- [WRITTEN EXERCISE]
Would you write out the listing verbatim and skip every picture in it?

- [EXERCISE MATERIALS]
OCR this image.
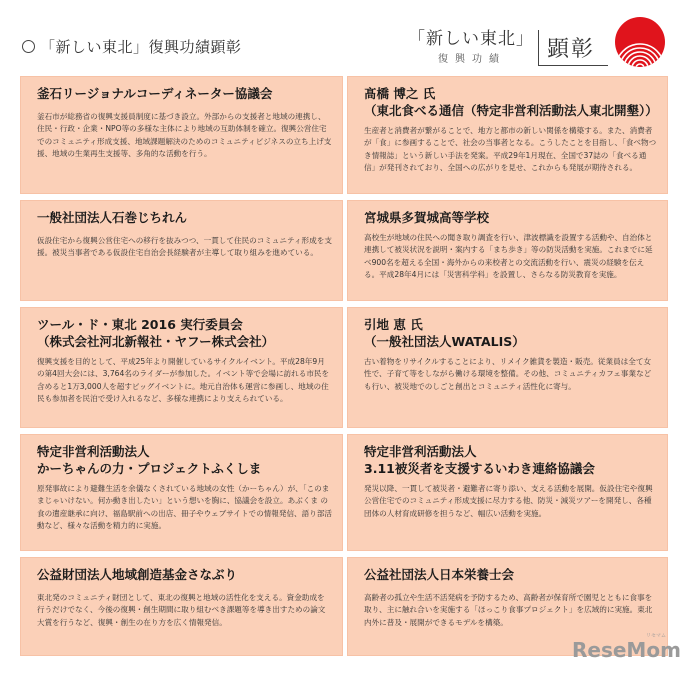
「新しい東北」復興功績顕彰	「新しい東北」
復興功績 顕彰
釜石リージョナルコーディネーター協議会
釜石市が総務省の復興支援員制度に基づき設立。外部からの支援者と地域の連携し、住民・行政・企業・NPO等の多様な主体により地域の互助体制を確立。復興公営住宅でのコミュニティ形成支援、地域課題解決のためのコミュニティビジネスの立ち上げ支援、地域の生業再生支援等、多角的な活動を行う。
髙橋 博之 氏
（東北食べる通信（特定非営利活動法人東北開墾））
生産者と消費者が繋がることで、地方と都市の新しい関係を構築する。また、消費者が「食」に参画することで、社会の当事者となる。こうしたことを目指し、「食べ物つき情報誌」という新しい手法を発案。平成29年1月現在、全国で37誌の「食べる通信」が発刊されており、全国への広がりを見せ、これからも発展が期待される。
一般社団法人石巻じちれん
仮設住宅から復興公営住宅への移行を抜みつつ、一貫して住民のコミュニティ形成を支援。被災当事者である仮設住宅自治会長経験者が主導して取り組みを進めている。
宮城県多賀城高等学校
高校生が地域の住民への聞き取り調査を行い、津波標識を設置する活動や、自治体と連携して被災状況を説明・案内する「まち歩き」等の防災活動を実施。これまでに延べ900名を超える全国・海外からの来校者との交流活動を行い、震災の経験を伝える。平成28年4月には「災害科学科」を設置し、さらなる防災教育を実施。
ツール・ド・東北 2016 実行委員会
（株式会社河北新報社・ヤフー株式会社）
復興支援を目的として、平成25年より開催しているサイクルイベント。平成28年9月の第4回大会には、3,764名のライダーが参加した。イベント等で会場に訪れる市民を含めると1万3,000人を超すビッグイベントに。地元自治体も運営に参画し、地域の住民も参加者を民泊で受け入れるなど、多様な連携により支えられている。
引地 恵 氏
（一般社団法人WATALIS）
古い着物をリサイクルすることにより、リメイク雑貨を製造・販売。従業員は全て女性で、子育て等をしながら働ける環境を整備。その他、コミュニティカフェ事業なども行い、被災地でのしごと創出とコミュニティ活性化に寄与。
特定非営利活動法人
かーちゃんの力・プロジェクトふくしま
原発事故により避難生活を余儀なくされている地域の女性（かーちゃん）が、「このままじゃいけない。何か動き出したい」という想いを胸に、協議会を設立。あぶくま の食の遺産継承に向け、福島駅前への出店、冊子やウェブサイトでの情報発信、語り部活動など、様々な活動を精力的に実施。
特定非営利活動法人
3.11被災者を支援するいわき連絡協議会
発災以降、一貫して被災者・避難者に寄り添い、支える活動を展開。仮設住宅や復興公営住宅でのコミュニティ形成支援に尽力する他、防災・減災ツアーを開発し、各種団体の人材育成研修を担うなど、幅広い活動を実施。
公益財団法人地域創造基金さなぶり
東北発のコミュニティ財団として、東北の復興と地域の活性化を支える。資金助成を行うだけでなく、今後の復興・創生期間に取り組むべき課題等を導き出すための論文大賞を行うなど、復興・創生の在り方を広く情報発信。
公益社団法人日本栄養士会
高齢者の孤立や生活不活発病を予防するため、高齢者が保育所で園児とともに食事を取り、主に触れ合いを実施する「ほっこり食事プロジェクト」を広域的に実施。東北内外に普及・展開ができるモデルを構築。
ReseMom
リセマム
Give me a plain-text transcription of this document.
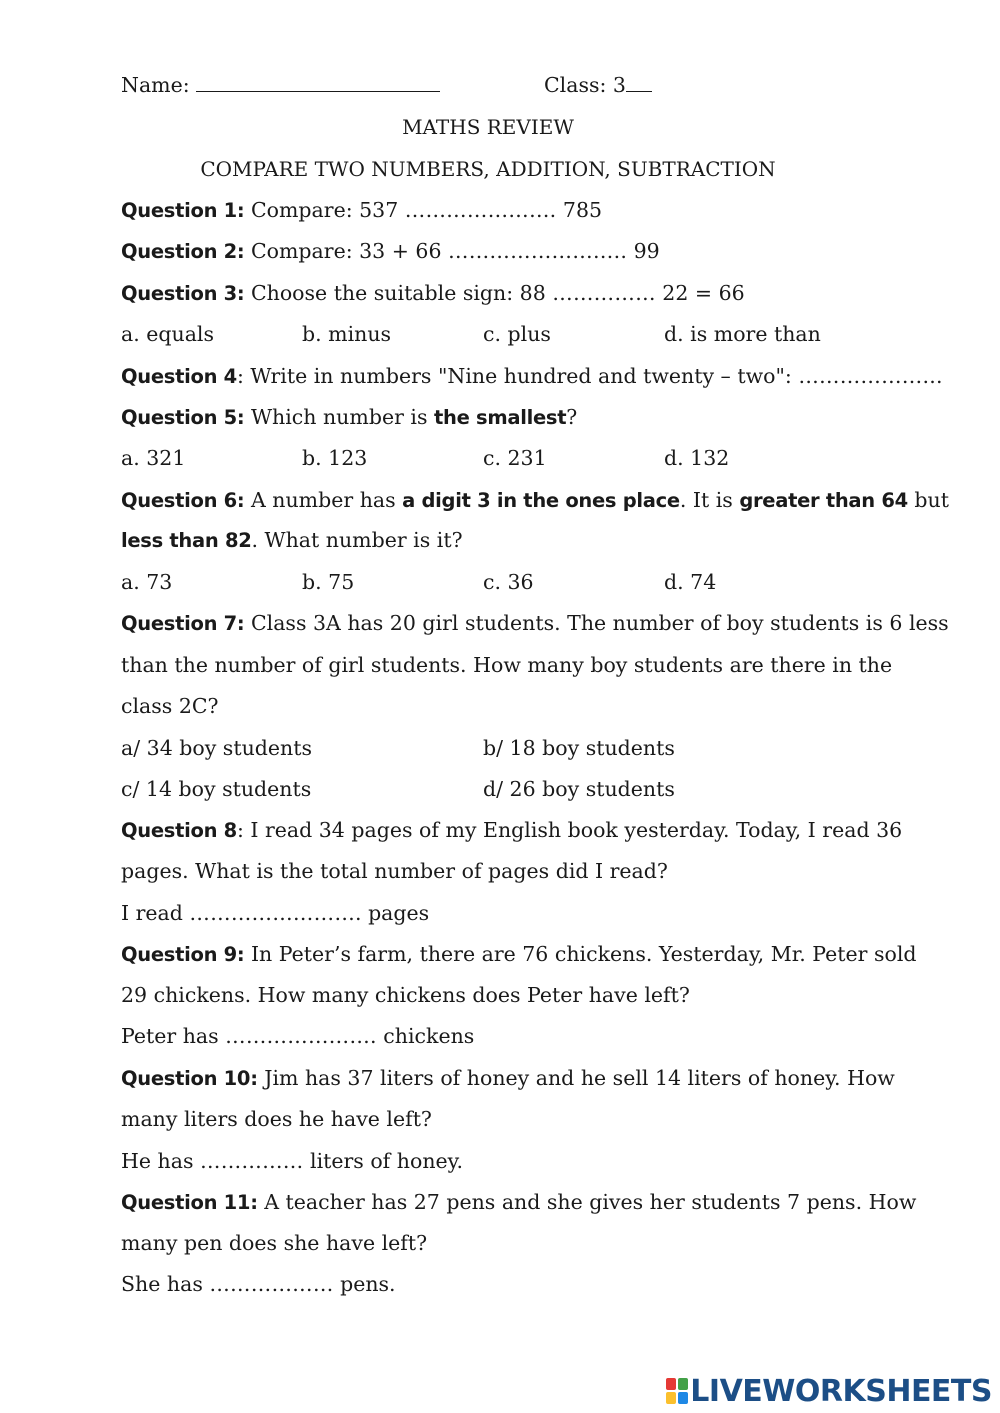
Name:	Class: 3
MATHS REVIEW
COMPARE TWO NUMBERS, ADDITION, SUBTRACTION
Question 1: Compare: 537 …………………. 785
Question 2: Compare: 33 + 66 …………………….. 99
Question 3: Choose the suitable sign: 88 …………… 22 = 66
a. equals	b. minus	c. plus	d. is more than
Question 4: Write in numbers "Nine hundred and twenty – two": ………………...
Question 5: Which number is the smallest?
a. 321	b. 123	c. 231	d. 132
Question 6: A number has a digit 3 in the ones place. It is greater than 64 but
less than 82. What number is it?
a. 73	b. 75	c. 36	d. 74
Question 7: Class 3A has 20 girl students. The number of boy students is 6 less
than the number of girl students. How many boy students are there in the
class 2C?
a/ 34 boy students	b/ 18 boy students
c/ 14 boy students	d/ 26 boy students
Question 8: I read 34 pages of my English book yesterday. Today, I read 36
pages. What is the total number of pages did I read?
I read ……………………. pages
Question 9: In Peter’s farm, there are 76 chickens. Yesterday, Mr. Peter sold
29 chickens. How many chickens does Peter have left?
Peter has …………………. chickens
Question 10: Jim has 37 liters of honey and he sell 14 liters of honey. How
many liters does he have left?
He has …………… liters of honey.
Question 11: A teacher has 27 pens and she gives her students 7 pens. How
many pen does she have left?
She has ……………… pens.
LIVEWORKSHEETS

- [TASK OUTPUT]
OCR this image.
「新しい東北」復興功績顕彰	「新しい東北」
復興功績 顕彰
釜石リージョナルコーディネーター協議会
釜石市が総務省の復興支援員制度に基づき設立。外部からの支援者と地域の連携し、住民・行政・企業・NPO等の多様な主体により地域の互助体制を確立。復興公営住宅でのコミュニティ形成支援、地域課題解決のためのコミュニティビジネスの立ち上げ支援、地域の生業再生支援等、多角的な活動を行う。
髙橋 博之 氏
（東北食べる通信（特定非営利活動法人東北開墾））
生産者と消費者が繋がることで、地方と都市の新しい関係を構築する。また、消費者が「食」に参画することで、社会の当事者となる。こうしたことを目指し、「食べ物つき情報誌」という新しい手法を発案。平成29年1月現在、全国で37誌の「食べる通信」が発刊されており、全国への広がりを見せ、これからも発展が期待される。
一般社団法人石巻じちれん
仮設住宅から復興公営住宅への移行を抜みつつ、一貫して住民のコミュニティ形成を支援。被災当事者である仮設住宅自治会長経験者が主導して取り組みを進めている。
宮城県多賀城高等学校
高校生が地域の住民への聞き取り調査を行い、津波標識を設置する活動や、自治体と連携して被災状況を説明・案内する「まち歩き」等の防災活動を実施。これまでに延べ900名を超える全国・海外からの来校者との交流活動を行い、震災の経験を伝える。平成28年4月には「災害科学科」を設置し、さらなる防災教育を実施。
ツール・ド・東北 2016 実行委員会
（株式会社河北新報社・ヤフー株式会社）
復興支援を目的として、平成25年より開催しているサイクルイベント。平成28年9月の第4回大会には、3,764名のライダーが参加した。イベント等で会場に訪れる市民を含めると1万3,000人を超すビッグイベントに。地元自治体も運営に参画し、地域の住民も参加者を民泊で受け入れるなど、多様な連携により支えられている。
引地 恵 氏
（一般社団法人WATALIS）
古い着物をリサイクルすることにより、リメイク雑貨を製造・販売。従業員は全て女性で、子育て等をしながら働ける環境を整備。その他、コミュニティカフェ事業なども行い、被災地でのしごと創出とコミュニティ活性化に寄与。
特定非営利活動法人
かーちゃんの力・プロジェクトふくしま
原発事故により避難生活を余儀なくされている地域の女性（かーちゃん）が、「このままじゃいけない。何か動き出したい」という想いを胸に、協議会を設立。あぶくま の食の遺産継承に向け、福島駅前への出店、冊子やウェブサイトでの情報発信、語り部活動など、様々な活動を精力的に実施。
特定非営利活動法人
3.11被災者を支援するいわき連絡協議会
発災以降、一貫して被災者・避難者に寄り添い、支える活動を展開。仮設住宅や復興公営住宅でのコミュニティ形成支援に尽力する他、防災・減災ツアーを開発し、各種団体の人材育成研修を担うなど、幅広い活動を実施。
公益財団法人地域創造基金さなぶり
東北発のコミュニティ財団として、東北の復興と地域の活性化を支える。資金助成を行うだけでなく、今後の復興・創生期間に取り組むべき課題等を導き出すための論文大賞を行うなど、復興・創生の在り方を広く情報発信。
公益社団法人日本栄養士会
高齢者の孤立や生活不活発病を予防するため、高齢者が保育所で園児とともに食事を取り、主に触れ合いを実施する「ほっこり食事プロジェクト」を広域的に実施。東北内外に普及・展開ができるモデルを構築。
ReseMom
リセマム
Give me a plain-text transcription of this document.
Name:	Class: 3
MATHS REVIEW
COMPARE TWO NUMBERS, ADDITION, SUBTRACTION
Question 1: Compare: 537 …………………. 785
Question 2: Compare: 33 + 66 …………………….. 99
Question 3: Choose the suitable sign: 88 …………… 22 = 66
a. equals	b. minus	c. plus	d. is more than
Question 4: Write in numbers "Nine hundred and twenty – two": ………………...
Question 5: Which number is the smallest?
a. 321	b. 123	c. 231	d. 132
Question 6: A number has a digit 3 in the ones place. It is greater than 64 but
less than 82. What number is it?
a. 73	b. 75	c. 36	d. 74
Question 7: Class 3A has 20 girl students. The number of boy students is 6 less
than the number of girl students. How many boy students are there in the
class 2C?
a/ 34 boy students	b/ 18 boy students
c/ 14 boy students	d/ 26 boy students
Question 8: I read 34 pages of my English book yesterday. Today, I read 36
pages. What is the total number of pages did I read?
I read ……………………. pages
Question 9: In Peter’s farm, there are 76 chickens. Yesterday, Mr. Peter sold
29 chickens. How many chickens does Peter have left?
Peter has …………………. chickens
Question 10: Jim has 37 liters of honey and he sell 14 liters of honey. How
many liters does he have left?
He has …………… liters of honey.
Question 11: A teacher has 27 pens and she gives her students 7 pens. How
many pen does she have left?
She has ……………… pens.
LIVEWORKSHEETS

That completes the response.